Records from a collection:
Begin
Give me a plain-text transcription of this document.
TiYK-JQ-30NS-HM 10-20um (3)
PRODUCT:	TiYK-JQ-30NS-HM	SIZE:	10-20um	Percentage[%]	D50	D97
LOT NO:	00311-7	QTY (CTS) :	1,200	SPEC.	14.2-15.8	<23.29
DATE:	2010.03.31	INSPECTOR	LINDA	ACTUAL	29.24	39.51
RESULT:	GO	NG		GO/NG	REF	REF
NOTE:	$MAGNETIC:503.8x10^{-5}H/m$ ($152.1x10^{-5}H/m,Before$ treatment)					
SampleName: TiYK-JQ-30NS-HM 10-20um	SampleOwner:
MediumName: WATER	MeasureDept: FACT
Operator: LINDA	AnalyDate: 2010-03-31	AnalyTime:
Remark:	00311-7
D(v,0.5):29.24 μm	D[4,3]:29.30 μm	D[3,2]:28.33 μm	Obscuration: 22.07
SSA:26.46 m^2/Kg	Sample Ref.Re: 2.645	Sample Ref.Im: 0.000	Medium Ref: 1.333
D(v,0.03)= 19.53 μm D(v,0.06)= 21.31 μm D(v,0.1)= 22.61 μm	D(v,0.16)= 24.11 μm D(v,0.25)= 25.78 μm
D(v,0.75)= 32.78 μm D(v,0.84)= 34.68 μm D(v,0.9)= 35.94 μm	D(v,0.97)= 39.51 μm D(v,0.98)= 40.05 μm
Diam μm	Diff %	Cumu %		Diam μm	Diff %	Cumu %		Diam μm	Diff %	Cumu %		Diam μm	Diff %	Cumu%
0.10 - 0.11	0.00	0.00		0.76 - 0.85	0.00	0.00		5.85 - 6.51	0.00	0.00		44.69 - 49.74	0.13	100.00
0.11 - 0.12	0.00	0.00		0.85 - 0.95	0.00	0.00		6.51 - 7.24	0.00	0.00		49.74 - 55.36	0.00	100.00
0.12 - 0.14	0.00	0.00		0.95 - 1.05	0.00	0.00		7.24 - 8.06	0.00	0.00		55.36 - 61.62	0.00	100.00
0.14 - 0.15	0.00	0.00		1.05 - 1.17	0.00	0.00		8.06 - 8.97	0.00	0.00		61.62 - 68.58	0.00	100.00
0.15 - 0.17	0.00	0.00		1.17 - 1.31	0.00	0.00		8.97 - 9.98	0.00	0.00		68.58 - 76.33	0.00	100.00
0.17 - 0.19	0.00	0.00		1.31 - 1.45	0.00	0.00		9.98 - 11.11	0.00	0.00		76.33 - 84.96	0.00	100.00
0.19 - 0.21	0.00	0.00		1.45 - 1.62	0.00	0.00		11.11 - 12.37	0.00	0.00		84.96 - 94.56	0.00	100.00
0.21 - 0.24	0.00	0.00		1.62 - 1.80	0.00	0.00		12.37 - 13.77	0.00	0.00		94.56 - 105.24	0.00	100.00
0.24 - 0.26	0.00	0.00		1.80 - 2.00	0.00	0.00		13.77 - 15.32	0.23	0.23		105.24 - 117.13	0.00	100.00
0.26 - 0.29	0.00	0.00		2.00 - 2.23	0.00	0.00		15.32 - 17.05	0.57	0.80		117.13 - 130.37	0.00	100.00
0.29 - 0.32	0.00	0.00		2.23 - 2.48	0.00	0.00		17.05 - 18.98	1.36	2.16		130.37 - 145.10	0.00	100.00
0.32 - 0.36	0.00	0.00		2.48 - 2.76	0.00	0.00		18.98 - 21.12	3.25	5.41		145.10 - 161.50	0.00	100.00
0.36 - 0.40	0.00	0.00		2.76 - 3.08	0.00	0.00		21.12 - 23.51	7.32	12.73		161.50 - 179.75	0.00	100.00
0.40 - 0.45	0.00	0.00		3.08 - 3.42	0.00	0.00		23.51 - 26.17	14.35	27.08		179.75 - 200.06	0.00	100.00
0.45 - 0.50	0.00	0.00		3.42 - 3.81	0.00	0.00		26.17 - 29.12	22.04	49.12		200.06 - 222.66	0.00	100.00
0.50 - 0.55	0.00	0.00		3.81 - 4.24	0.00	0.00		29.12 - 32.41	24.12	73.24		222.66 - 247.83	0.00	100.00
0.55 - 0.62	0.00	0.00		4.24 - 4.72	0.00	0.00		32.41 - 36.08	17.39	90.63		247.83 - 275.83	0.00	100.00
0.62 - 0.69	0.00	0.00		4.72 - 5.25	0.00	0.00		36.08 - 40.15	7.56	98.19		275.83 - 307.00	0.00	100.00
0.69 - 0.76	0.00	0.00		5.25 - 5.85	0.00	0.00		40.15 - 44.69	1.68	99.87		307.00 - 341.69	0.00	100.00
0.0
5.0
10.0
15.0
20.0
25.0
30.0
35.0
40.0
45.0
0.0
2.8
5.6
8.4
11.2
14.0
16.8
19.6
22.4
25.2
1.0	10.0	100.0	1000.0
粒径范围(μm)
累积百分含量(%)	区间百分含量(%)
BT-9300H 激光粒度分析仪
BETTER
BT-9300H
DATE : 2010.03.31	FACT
End
Nothing may be left out: return each entry exactly as it reads.

■ **TASK OUTPUT**
Give me a plain-text transcription of this document.
TiYK-JQ-30NS-HM 10-20um (3)
PRODUCT:	TiYK-JQ-30NS-HM	SIZE:	10-20um	Percentage[%]	D50	D97
LOT NO:	00311-7	QTY (CTS) :	1,200	SPEC.	14.2-15.8	<23.29
DATE:	2010.03.31	INSPECTOR	LINDA	ACTUAL	29.24	39.51
RESULT:	GO	NG		GO/NG	REF	REF
NOTE:	$MAGNETIC:503.8x10^{-5}H/m$ ($152.1x10^{-5}H/m,Before$ treatment)					
SampleName: TiYK-JQ-30NS-HM 10-20um	SampleOwner:
MediumName: WATER	MeasureDept: FACT
Operator: LINDA	AnalyDate: 2010-03-31	AnalyTime:
Remark:	00311-7
D(v,0.5):29.24 μm	D[4,3]:29.30 μm	D[3,2]:28.33 μm	Obscuration: 22.07
SSA:26.46 m^2/Kg	Sample Ref.Re: 2.645	Sample Ref.Im: 0.000	Medium Ref: 1.333
D(v,0.03)= 19.53 μm D(v,0.06)= 21.31 μm D(v,0.1)= 22.61 μm	D(v,0.16)= 24.11 μm D(v,0.25)= 25.78 μm
D(v,0.75)= 32.78 μm D(v,0.84)= 34.68 μm D(v,0.9)= 35.94 μm	D(v,0.97)= 39.51 μm D(v,0.98)= 40.05 μm
Diam μm	Diff %	Cumu %		Diam μm	Diff %	Cumu %		Diam μm	Diff %	Cumu %		Diam μm	Diff %	Cumu%
0.10 - 0.11	0.00	0.00		0.76 - 0.85	0.00	0.00		5.85 - 6.51	0.00	0.00		44.69 - 49.74	0.13	100.00
0.11 - 0.12	0.00	0.00		0.85 - 0.95	0.00	0.00		6.51 - 7.24	0.00	0.00		49.74 - 55.36	0.00	100.00
0.12 - 0.14	0.00	0.00		0.95 - 1.05	0.00	0.00		7.24 - 8.06	0.00	0.00		55.36 - 61.62	0.00	100.00
0.14 - 0.15	0.00	0.00		1.05 - 1.17	0.00	0.00		8.06 - 8.97	0.00	0.00		61.62 - 68.58	0.00	100.00
0.15 - 0.17	0.00	0.00		1.17 - 1.31	0.00	0.00		8.97 - 9.98	0.00	0.00		68.58 - 76.33	0.00	100.00
0.17 - 0.19	0.00	0.00		1.31 - 1.45	0.00	0.00		9.98 - 11.11	0.00	0.00		76.33 - 84.96	0.00	100.00
0.19 - 0.21	0.00	0.00		1.45 - 1.62	0.00	0.00		11.11 - 12.37	0.00	0.00		84.96 - 94.56	0.00	100.00
0.21 - 0.24	0.00	0.00		1.62 - 1.80	0.00	0.00		12.37 - 13.77	0.00	0.00		94.56 - 105.24	0.00	100.00
0.24 - 0.26	0.00	0.00		1.80 - 2.00	0.00	0.00		13.77 - 15.32	0.23	0.23		105.24 - 117.13	0.00	100.00
0.26 - 0.29	0.00	0.00		2.00 - 2.23	0.00	0.00		15.32 - 17.05	0.57	0.80		117.13 - 130.37	0.00	100.00
0.29 - 0.32	0.00	0.00		2.23 - 2.48	0.00	0.00		17.05 - 18.98	1.36	2.16		130.37 - 145.10	0.00	100.00
0.32 - 0.36	0.00	0.00		2.48 - 2.76	0.00	0.00		18.98 - 21.12	3.25	5.41		145.10 - 161.50	0.00	100.00
0.36 - 0.40	0.00	0.00		2.76 - 3.08	0.00	0.00		21.12 - 23.51	7.32	12.73		161.50 - 179.75	0.00	100.00
0.40 - 0.45	0.00	0.00		3.08 - 3.42	0.00	0.00		23.51 - 26.17	14.35	27.08		179.75 - 200.06	0.00	100.00
0.45 - 0.50	0.00	0.00		3.42 - 3.81	0.00	0.00		26.17 - 29.12	22.04	49.12		200.06 - 222.66	0.00	100.00
0.50 - 0.55	0.00	0.00		3.81 - 4.24	0.00	0.00		29.12 - 32.41	24.12	73.24		222.66 - 247.83	0.00	100.00
0.55 - 0.62	0.00	0.00		4.24 - 4.72	0.00	0.00		32.41 - 36.08	17.39	90.63		247.83 - 275.83	0.00	100.00
0.62 - 0.69	0.00	0.00		4.72 - 5.25	0.00	0.00		36.08 - 40.15	7.56	98.19		275.83 - 307.00	0.00	100.00
0.69 - 0.76	0.00	0.00		5.25 - 5.85	0.00	0.00		40.15 - 44.69	1.68	99.87		307.00 - 341.69	0.00	100.00
0.0
5.0
10.0
15.0
20.0
25.0
30.0
35.0
40.0
45.0
0.0
2.8
5.6
8.4
11.2
14.0
16.8
19.6
22.4
25.2
1.0	10.0	100.0	1000.0
粒径范围(μm)
累积百分含量(%)	区间百分含量(%)
BT-9300H 激光粒度分析仪
BETTER
BT-9300H
DATE : 2010.03.31	FACT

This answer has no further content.